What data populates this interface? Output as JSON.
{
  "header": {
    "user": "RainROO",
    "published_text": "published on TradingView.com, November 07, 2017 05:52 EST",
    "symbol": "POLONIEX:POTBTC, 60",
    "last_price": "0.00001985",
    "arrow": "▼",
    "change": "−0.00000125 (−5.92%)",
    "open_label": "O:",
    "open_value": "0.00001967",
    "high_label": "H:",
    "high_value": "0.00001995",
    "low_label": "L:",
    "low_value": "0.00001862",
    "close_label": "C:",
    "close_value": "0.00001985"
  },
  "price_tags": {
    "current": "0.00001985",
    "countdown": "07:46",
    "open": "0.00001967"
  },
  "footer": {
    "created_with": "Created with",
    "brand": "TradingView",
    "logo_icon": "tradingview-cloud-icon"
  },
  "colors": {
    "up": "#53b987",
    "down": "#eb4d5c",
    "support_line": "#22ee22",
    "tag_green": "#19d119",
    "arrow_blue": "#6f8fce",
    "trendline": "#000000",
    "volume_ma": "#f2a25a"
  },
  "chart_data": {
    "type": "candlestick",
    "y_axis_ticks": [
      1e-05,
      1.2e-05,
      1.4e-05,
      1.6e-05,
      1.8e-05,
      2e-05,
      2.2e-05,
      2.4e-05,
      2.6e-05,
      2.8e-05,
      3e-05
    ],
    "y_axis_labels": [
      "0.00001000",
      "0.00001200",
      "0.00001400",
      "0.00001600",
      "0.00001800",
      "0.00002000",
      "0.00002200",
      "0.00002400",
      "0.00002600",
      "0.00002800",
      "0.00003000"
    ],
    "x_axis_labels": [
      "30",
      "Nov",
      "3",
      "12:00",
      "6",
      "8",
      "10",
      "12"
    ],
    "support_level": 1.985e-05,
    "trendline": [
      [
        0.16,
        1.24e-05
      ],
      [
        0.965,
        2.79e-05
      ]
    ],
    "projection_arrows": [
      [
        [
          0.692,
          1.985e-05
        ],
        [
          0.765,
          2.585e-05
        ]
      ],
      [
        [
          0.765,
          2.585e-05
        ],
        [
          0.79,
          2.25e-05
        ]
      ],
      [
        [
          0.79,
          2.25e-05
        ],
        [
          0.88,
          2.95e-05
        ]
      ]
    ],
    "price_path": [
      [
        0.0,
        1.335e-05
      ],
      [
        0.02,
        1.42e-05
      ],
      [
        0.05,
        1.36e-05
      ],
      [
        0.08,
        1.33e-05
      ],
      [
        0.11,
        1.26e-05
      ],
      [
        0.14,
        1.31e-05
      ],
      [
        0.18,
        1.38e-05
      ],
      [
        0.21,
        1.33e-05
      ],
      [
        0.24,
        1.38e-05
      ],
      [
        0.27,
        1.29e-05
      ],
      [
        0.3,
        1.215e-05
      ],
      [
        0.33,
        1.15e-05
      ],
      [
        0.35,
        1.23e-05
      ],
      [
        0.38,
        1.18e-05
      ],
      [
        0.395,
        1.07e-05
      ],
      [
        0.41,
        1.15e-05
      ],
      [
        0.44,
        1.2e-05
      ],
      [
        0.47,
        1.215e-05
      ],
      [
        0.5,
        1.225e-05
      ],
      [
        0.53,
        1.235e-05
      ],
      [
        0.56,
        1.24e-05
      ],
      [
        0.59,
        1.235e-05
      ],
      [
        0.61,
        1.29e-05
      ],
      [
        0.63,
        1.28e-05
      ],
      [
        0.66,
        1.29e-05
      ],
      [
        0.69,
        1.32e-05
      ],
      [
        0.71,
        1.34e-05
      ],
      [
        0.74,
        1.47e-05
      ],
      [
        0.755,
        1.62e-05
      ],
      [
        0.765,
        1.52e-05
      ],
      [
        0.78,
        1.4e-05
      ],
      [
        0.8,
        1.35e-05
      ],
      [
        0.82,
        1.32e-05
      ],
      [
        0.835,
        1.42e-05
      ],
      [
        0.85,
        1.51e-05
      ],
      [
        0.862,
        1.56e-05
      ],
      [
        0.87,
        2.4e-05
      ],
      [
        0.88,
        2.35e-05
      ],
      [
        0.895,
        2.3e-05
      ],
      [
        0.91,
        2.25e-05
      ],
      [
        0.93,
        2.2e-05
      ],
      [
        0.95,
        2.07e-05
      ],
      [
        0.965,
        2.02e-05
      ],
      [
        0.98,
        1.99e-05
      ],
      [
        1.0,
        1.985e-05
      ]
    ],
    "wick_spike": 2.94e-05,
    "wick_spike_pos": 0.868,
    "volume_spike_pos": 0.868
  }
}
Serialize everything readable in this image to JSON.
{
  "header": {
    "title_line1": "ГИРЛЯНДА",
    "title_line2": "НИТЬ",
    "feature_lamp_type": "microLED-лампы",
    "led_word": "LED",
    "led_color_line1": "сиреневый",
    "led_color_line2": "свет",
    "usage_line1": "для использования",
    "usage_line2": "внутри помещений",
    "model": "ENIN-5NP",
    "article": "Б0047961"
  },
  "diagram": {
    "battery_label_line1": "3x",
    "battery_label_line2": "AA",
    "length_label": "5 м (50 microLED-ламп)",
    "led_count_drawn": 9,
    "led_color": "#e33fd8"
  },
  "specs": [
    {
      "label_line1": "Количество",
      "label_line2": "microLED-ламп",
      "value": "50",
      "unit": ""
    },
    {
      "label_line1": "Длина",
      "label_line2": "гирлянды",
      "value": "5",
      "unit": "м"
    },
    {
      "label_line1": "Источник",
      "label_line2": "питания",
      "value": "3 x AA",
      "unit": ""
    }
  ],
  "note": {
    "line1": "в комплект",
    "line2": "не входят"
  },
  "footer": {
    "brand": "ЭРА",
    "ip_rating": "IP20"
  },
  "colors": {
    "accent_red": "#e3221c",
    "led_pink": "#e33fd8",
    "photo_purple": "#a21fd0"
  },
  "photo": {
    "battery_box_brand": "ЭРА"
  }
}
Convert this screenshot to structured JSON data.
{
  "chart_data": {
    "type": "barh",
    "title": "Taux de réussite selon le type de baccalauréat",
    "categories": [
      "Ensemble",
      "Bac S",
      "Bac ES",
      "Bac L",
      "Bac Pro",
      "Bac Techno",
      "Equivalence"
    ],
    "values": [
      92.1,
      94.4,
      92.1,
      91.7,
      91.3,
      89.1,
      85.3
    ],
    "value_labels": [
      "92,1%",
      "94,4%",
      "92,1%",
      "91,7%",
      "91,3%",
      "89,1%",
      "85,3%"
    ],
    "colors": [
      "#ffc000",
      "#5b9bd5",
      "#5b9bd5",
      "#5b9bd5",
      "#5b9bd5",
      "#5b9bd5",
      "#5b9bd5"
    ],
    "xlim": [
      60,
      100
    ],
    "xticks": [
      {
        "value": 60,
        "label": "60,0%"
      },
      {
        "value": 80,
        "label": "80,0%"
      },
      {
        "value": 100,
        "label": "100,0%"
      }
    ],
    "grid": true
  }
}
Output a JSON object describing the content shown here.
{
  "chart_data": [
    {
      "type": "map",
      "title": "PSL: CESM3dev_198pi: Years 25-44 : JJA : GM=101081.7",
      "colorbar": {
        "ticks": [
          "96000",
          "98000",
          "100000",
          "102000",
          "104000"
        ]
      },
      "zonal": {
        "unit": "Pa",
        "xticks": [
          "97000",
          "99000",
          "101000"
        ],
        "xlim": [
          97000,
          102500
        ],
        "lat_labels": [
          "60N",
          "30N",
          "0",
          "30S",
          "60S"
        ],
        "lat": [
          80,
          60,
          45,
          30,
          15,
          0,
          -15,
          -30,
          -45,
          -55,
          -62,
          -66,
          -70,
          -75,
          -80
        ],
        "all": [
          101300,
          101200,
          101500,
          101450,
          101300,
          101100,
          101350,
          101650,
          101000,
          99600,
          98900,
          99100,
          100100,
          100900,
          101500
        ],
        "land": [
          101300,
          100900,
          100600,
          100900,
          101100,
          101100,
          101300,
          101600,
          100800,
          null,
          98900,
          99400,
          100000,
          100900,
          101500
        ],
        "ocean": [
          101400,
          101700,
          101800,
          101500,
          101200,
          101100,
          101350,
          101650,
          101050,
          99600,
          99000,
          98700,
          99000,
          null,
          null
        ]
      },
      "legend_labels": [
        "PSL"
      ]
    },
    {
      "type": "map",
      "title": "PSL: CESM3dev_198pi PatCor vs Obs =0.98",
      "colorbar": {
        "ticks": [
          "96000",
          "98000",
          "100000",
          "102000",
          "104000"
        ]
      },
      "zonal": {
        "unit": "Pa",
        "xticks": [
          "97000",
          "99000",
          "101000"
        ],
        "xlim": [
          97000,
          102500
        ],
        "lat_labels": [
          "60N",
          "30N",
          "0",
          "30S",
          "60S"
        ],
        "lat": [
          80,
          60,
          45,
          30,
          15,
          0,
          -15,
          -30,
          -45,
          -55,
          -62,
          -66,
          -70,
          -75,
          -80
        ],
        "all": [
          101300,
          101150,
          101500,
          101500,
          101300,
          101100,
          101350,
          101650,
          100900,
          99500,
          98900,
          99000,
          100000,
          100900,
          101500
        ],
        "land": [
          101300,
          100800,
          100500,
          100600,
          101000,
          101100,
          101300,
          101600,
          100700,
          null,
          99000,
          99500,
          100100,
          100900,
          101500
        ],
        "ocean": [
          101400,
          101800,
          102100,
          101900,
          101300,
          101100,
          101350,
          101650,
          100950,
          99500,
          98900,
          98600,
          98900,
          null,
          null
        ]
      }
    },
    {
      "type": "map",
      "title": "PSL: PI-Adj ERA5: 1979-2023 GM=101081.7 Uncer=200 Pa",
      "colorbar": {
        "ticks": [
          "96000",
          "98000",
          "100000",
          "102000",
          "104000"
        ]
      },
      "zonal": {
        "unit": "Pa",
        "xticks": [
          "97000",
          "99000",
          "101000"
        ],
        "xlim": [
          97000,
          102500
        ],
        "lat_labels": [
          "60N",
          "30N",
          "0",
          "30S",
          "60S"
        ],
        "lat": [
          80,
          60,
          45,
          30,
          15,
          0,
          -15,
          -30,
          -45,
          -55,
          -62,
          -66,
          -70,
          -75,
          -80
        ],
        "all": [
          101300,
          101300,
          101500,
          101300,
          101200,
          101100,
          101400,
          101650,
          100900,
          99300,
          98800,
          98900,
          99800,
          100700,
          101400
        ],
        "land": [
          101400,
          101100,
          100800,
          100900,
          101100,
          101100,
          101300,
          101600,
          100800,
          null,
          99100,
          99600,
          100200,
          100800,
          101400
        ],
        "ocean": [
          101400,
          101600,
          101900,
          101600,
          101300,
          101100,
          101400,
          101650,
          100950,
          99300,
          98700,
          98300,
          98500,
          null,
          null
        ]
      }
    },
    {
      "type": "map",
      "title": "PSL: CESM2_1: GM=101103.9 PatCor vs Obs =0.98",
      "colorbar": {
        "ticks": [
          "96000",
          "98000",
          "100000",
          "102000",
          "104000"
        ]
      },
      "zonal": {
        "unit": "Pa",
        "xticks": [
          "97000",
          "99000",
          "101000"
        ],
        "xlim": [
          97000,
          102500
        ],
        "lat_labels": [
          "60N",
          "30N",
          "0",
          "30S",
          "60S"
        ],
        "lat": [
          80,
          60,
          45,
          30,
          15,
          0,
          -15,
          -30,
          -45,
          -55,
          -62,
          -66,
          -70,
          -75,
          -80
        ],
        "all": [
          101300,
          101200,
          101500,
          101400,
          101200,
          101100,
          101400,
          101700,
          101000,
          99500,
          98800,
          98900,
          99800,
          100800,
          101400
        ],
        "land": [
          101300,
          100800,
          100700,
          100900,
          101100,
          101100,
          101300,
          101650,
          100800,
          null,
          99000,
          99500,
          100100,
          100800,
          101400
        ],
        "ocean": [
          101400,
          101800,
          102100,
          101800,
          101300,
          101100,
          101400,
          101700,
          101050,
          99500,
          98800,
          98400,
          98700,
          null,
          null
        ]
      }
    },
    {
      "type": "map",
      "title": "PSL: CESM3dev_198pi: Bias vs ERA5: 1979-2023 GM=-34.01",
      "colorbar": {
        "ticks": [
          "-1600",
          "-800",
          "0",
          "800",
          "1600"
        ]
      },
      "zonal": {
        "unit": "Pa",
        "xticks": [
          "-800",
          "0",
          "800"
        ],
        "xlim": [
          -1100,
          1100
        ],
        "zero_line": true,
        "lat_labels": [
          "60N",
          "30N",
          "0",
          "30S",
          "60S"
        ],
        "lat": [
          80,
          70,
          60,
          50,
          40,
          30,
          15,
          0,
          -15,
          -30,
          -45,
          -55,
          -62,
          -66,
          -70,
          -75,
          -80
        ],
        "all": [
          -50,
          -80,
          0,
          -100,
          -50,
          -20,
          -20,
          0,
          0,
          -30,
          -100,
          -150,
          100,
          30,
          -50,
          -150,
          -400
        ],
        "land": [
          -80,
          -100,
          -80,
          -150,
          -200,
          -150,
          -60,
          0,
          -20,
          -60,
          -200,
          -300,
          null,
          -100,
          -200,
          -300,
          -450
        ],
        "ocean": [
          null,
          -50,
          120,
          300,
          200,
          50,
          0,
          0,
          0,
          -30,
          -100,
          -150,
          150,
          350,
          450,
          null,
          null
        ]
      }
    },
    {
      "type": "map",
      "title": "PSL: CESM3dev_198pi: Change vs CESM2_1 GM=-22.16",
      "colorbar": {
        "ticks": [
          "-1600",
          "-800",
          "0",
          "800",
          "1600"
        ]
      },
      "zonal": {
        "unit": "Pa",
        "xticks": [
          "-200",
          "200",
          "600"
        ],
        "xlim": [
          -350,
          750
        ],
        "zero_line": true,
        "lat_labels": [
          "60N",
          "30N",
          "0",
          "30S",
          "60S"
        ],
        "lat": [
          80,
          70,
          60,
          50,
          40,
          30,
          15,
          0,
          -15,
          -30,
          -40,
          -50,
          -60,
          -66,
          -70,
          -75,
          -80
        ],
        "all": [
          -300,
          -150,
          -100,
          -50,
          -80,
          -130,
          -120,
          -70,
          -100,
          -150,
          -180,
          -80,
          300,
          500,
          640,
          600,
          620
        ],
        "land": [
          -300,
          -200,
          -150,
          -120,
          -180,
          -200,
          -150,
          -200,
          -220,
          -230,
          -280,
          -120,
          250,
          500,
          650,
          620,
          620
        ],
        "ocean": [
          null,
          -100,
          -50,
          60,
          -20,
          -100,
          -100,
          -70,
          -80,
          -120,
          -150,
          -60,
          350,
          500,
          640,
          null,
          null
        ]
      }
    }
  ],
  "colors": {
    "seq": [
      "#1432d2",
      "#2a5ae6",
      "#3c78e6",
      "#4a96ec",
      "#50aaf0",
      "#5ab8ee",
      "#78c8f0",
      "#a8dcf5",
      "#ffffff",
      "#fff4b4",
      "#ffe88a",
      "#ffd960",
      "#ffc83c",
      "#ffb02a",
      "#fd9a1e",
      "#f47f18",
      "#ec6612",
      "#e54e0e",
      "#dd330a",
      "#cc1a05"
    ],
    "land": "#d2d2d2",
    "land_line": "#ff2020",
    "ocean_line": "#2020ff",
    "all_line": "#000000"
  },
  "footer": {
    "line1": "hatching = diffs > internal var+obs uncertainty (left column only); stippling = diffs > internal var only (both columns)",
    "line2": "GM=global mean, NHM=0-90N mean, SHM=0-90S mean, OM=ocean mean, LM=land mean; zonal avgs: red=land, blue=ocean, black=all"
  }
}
* * * * * * *
### Aim
Filter the listing for the word "Output" and copy every line that holds it.

### Response to the exercise
What data populates this interface? Output as JSON.
Output a JSON object describing the content shown here.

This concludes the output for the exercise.